§ **Activity**:
Provide only the number of lines below that hold "conjugués".

§ **Document transcript data**:
****************************************

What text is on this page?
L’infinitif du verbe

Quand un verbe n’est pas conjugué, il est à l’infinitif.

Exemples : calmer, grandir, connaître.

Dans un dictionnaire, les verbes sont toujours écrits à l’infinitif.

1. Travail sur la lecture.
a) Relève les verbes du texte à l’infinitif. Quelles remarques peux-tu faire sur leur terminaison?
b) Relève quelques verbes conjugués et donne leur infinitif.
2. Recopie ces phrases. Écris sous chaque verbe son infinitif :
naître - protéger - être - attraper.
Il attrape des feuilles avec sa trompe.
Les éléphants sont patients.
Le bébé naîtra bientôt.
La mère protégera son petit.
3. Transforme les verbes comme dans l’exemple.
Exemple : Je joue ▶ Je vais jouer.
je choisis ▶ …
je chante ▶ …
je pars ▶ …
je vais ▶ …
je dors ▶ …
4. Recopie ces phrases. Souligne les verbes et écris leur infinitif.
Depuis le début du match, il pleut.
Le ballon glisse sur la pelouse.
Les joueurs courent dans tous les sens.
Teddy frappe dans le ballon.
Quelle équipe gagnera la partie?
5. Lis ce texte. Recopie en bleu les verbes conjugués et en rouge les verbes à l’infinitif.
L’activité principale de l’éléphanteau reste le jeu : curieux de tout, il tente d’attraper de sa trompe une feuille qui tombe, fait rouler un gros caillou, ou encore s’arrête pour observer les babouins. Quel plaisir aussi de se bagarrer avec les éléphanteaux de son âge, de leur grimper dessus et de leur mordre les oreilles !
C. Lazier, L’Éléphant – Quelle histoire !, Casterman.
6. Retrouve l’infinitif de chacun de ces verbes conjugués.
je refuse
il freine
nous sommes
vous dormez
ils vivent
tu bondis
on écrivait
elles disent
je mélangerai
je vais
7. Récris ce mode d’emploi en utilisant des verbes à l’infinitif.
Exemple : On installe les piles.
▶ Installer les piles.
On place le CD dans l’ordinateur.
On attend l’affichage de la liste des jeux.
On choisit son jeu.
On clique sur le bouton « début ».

****************************************

§ **Answer to this problem**:
3